**To do**
Copy out all of the lines below exactly; the pictures do not belong in the copy.

** Data under study follows **

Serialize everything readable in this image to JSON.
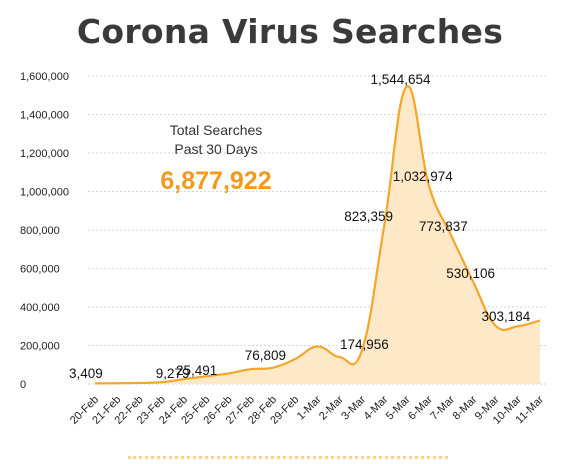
{
  "title": "Corona Virus Searches",
  "total": {
    "label_line1": "Total Searches",
    "label_line2": "Past 30 Days",
    "value": "6,877,922"
  },
  "colors": {
    "line": "#f4a52a",
    "fill": "#fde9c7",
    "total_value": "#f29a1e",
    "title": "#3a3a3a"
  },
  "chart_data": {
    "type": "area",
    "title": "Corona Virus Searches",
    "xlabel": "",
    "ylabel": "",
    "ylim": [
      0,
      1600000
    ],
    "grid": true,
    "yticks": [
      {
        "value": 0,
        "label": "0"
      },
      {
        "value": 200000,
        "label": "200,000"
      },
      {
        "value": 400000,
        "label": "400,000"
      },
      {
        "value": 600000,
        "label": "600,000"
      },
      {
        "value": 800000,
        "label": "800,000"
      },
      {
        "value": 1000000,
        "label": "1,000,000"
      },
      {
        "value": 1200000,
        "label": "1,200,000"
      },
      {
        "value": 1400000,
        "label": "1,400,000"
      },
      {
        "value": 1600000,
        "label": "1,600,000"
      }
    ],
    "categories": [
      "20-Feb",
      "21-Feb",
      "22-Feb",
      "23-Feb",
      "24-Feb",
      "25-Feb",
      "26-Feb",
      "27-Feb",
      "28-Feb",
      "29-Feb",
      "1-Mar",
      "2-Mar",
      "3-Mar",
      "4-Mar",
      "5-Mar",
      "6-Mar",
      "7-Mar",
      "8-Mar",
      "9-Mar",
      "10-Mar",
      "11-Mar"
    ],
    "values": [
      3409,
      4000,
      5500,
      9279,
      25491,
      40000,
      55000,
      76809,
      85000,
      130000,
      195000,
      140000,
      174956,
      823359,
      1544654,
      1032974,
      773837,
      530106,
      303184,
      300000,
      330000
    ],
    "data_labels": [
      {
        "index": 0,
        "text": "3,409"
      },
      {
        "index": 3,
        "text": "9,279"
      },
      {
        "index": 4,
        "text": "25,491"
      },
      {
        "index": 7,
        "text": "76,809"
      },
      {
        "index": 12,
        "text": "174,956"
      },
      {
        "index": 13,
        "text": "823,359"
      },
      {
        "index": 14,
        "text": "1,544,654"
      },
      {
        "index": 15,
        "text": "1,032,974"
      },
      {
        "index": 16,
        "text": "773,837"
      },
      {
        "index": 17,
        "text": "530,106"
      },
      {
        "index": 18,
        "text": "303,184"
      }
    ]
  }
}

** End of Data under study **

**Exercise result**
Serialize everything readable in this image to JSON.
{
  "title": "Corona Virus Searches",
  "total": {
    "label_line1": "Total Searches",
    "label_line2": "Past 30 Days",
    "value": "6,877,922"
  },
  "colors": {
    "line": "#f4a52a",
    "fill": "#fde9c7",
    "total_value": "#f29a1e",
    "title": "#3a3a3a"
  },
  "chart_data": {
    "type": "area",
    "title": "Corona Virus Searches",
    "xlabel": "",
    "ylabel": "",
    "ylim": [
      0,
      1600000
    ],
    "grid": true,
    "yticks": [
      {
        "value": 0,
        "label": "0"
      },
      {
        "value": 200000,
        "label": "200,000"
      },
      {
        "value": 400000,
        "label": "400,000"
      },
      {
        "value": 600000,
        "label": "600,000"
      },
      {
        "value": 800000,
        "label": "800,000"
      },
      {
        "value": 1000000,
        "label": "1,000,000"
      },
      {
        "value": 1200000,
        "label": "1,200,000"
      },
      {
        "value": 1400000,
        "label": "1,400,000"
      },
      {
        "value": 1600000,
        "label": "1,600,000"
      }
    ],
    "categories": [
      "20-Feb",
      "21-Feb",
      "22-Feb",
      "23-Feb",
      "24-Feb",
      "25-Feb",
      "26-Feb",
      "27-Feb",
      "28-Feb",
      "29-Feb",
      "1-Mar",
      "2-Mar",
      "3-Mar",
      "4-Mar",
      "5-Mar",
      "6-Mar",
      "7-Mar",
      "8-Mar",
      "9-Mar",
      "10-Mar",
      "11-Mar"
    ],
    "values": [
      3409,
      4000,
      5500,
      9279,
      25491,
      40000,
      55000,
      76809,
      85000,
      130000,
      195000,
      140000,
      174956,
      823359,
      1544654,
      1032974,
      773837,
      530106,
      303184,
      300000,
      330000
    ],
    "data_labels": [
      {
        "index": 0,
        "text": "3,409"
      },
      {
        "index": 3,
        "text": "9,279"
      },
      {
        "index": 4,
        "text": "25,491"
      },
      {
        "index": 7,
        "text": "76,809"
      },
      {
        "index": 12,
        "text": "174,956"
      },
      {
        "index": 13,
        "text": "823,359"
      },
      {
        "index": 14,
        "text": "1,544,654"
      },
      {
        "index": 15,
        "text": "1,032,974"
      },
      {
        "index": 16,
        "text": "773,837"
      },
      {
        "index": 17,
        "text": "530,106"
      },
      {
        "index": 18,
        "text": "303,184"
      }
    ]
  }
}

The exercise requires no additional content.